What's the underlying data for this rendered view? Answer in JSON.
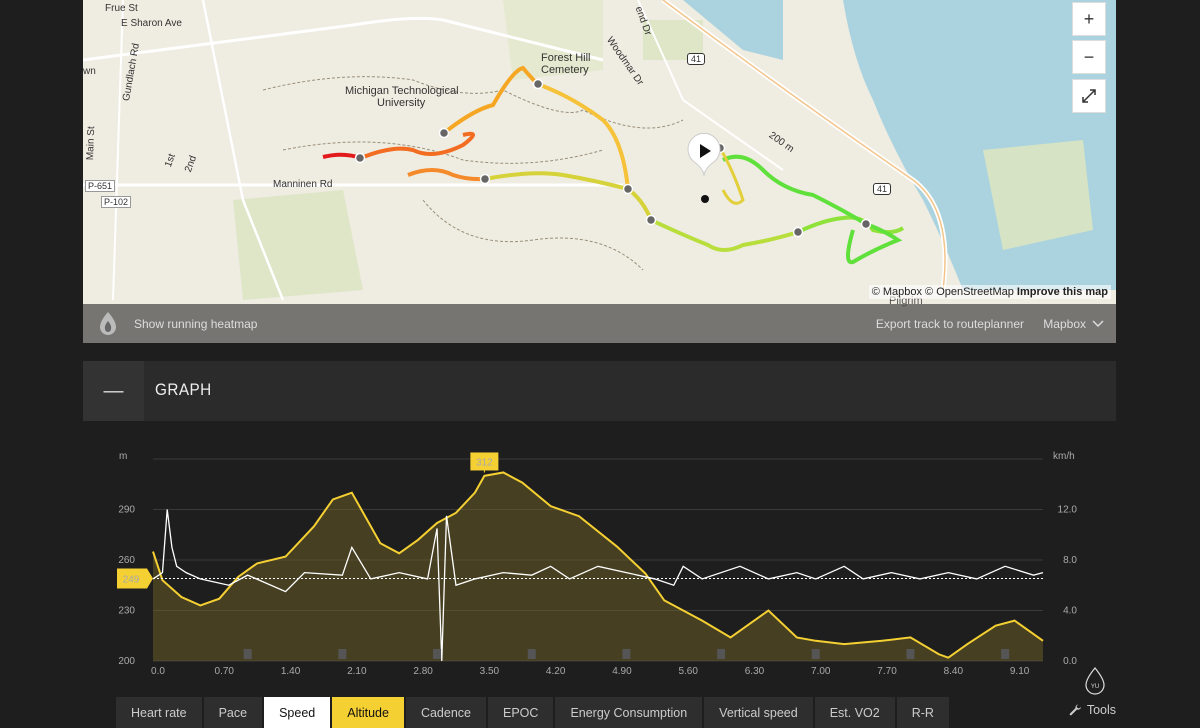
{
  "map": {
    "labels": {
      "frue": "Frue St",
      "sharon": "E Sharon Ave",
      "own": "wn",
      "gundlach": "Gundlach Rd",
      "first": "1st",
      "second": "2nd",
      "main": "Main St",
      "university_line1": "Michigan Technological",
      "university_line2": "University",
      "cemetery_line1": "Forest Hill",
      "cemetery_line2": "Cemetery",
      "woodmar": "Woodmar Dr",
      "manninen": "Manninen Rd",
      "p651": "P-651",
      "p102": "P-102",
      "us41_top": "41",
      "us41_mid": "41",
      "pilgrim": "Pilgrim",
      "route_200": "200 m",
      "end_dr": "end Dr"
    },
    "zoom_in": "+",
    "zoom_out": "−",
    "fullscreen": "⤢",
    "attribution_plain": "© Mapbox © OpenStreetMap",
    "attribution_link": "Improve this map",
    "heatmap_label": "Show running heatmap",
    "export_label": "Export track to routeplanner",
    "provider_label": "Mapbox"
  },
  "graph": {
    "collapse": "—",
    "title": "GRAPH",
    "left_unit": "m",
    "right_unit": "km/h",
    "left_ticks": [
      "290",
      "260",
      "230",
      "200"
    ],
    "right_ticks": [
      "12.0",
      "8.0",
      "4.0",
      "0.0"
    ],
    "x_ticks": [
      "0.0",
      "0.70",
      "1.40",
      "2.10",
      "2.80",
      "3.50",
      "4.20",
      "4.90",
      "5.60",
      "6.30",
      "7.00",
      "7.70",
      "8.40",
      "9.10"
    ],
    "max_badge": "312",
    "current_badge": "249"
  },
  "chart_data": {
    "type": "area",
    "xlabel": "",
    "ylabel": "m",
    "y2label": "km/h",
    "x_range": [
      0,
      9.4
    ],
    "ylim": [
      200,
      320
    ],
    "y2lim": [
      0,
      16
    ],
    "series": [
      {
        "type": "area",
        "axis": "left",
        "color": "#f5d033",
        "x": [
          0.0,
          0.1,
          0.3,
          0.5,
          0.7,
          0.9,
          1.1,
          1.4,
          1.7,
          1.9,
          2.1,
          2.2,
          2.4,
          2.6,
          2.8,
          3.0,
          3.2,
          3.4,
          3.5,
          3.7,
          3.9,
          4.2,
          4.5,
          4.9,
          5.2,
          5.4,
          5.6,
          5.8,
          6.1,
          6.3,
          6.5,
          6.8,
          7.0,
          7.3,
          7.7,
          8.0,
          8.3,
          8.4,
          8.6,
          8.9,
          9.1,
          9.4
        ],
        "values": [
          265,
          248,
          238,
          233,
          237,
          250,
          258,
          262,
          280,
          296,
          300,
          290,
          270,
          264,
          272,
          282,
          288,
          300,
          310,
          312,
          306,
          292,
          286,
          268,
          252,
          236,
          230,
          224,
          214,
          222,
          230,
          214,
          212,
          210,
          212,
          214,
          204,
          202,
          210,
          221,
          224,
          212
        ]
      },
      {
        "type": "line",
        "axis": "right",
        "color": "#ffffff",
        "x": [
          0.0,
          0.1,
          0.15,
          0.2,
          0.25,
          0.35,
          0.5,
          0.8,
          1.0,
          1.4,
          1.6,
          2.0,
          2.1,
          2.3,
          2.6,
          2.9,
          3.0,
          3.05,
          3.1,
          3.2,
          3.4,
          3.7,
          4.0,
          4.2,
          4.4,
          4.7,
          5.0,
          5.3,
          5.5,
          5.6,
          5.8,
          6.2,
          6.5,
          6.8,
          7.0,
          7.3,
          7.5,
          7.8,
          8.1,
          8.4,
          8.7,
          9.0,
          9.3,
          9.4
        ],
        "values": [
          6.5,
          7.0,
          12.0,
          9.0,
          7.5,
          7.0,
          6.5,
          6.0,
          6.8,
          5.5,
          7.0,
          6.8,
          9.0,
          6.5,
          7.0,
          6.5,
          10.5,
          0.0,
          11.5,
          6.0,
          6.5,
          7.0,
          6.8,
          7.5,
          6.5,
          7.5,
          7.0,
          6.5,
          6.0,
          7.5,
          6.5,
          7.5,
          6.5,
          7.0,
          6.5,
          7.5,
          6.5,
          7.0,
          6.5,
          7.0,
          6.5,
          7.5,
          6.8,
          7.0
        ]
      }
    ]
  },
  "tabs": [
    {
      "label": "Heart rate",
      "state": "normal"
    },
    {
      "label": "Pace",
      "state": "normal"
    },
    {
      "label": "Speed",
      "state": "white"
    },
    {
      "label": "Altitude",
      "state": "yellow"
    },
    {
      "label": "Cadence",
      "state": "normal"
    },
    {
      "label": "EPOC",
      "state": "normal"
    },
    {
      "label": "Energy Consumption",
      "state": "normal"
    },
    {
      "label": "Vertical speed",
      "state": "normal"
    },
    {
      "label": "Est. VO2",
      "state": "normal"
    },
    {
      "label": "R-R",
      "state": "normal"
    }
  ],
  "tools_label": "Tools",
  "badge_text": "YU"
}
=======
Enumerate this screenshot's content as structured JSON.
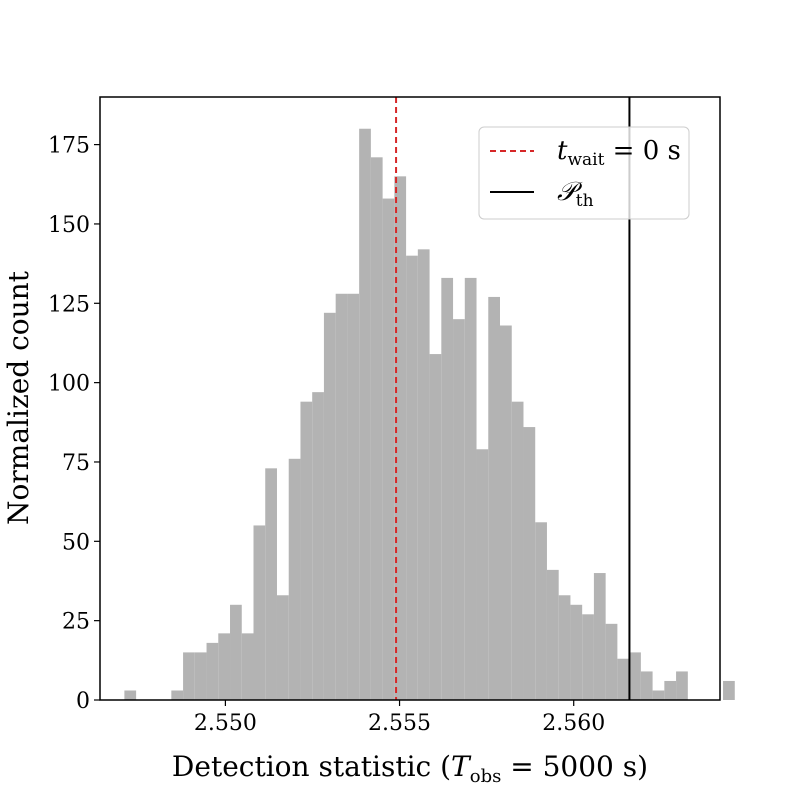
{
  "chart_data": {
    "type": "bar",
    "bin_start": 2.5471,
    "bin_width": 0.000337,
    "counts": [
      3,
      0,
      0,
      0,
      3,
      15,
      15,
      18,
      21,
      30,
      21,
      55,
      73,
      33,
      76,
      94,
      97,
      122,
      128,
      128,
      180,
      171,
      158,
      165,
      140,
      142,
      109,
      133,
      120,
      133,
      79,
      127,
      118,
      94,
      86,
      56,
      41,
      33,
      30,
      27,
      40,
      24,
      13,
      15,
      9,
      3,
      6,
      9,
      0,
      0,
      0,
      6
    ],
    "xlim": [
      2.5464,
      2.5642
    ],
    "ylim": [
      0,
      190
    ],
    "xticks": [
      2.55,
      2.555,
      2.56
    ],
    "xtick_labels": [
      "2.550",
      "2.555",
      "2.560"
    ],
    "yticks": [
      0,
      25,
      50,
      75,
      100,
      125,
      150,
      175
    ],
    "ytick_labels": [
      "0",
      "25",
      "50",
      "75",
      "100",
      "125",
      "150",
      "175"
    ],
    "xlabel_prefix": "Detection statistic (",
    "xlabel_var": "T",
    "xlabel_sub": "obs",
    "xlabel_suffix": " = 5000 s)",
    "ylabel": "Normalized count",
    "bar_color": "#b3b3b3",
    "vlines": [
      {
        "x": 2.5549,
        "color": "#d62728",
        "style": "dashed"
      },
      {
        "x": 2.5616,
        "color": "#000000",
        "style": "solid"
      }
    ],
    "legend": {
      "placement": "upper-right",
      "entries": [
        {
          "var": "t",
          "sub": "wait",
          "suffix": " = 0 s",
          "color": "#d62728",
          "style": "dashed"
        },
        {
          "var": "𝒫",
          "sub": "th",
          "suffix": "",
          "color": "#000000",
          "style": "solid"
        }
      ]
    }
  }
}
=======
Problem: Identify the lines above that contain the word "type", then copy them.

Answer to this task:
    "type": "area",
        "type": "area",
        "type": "line",
    "type": "bar",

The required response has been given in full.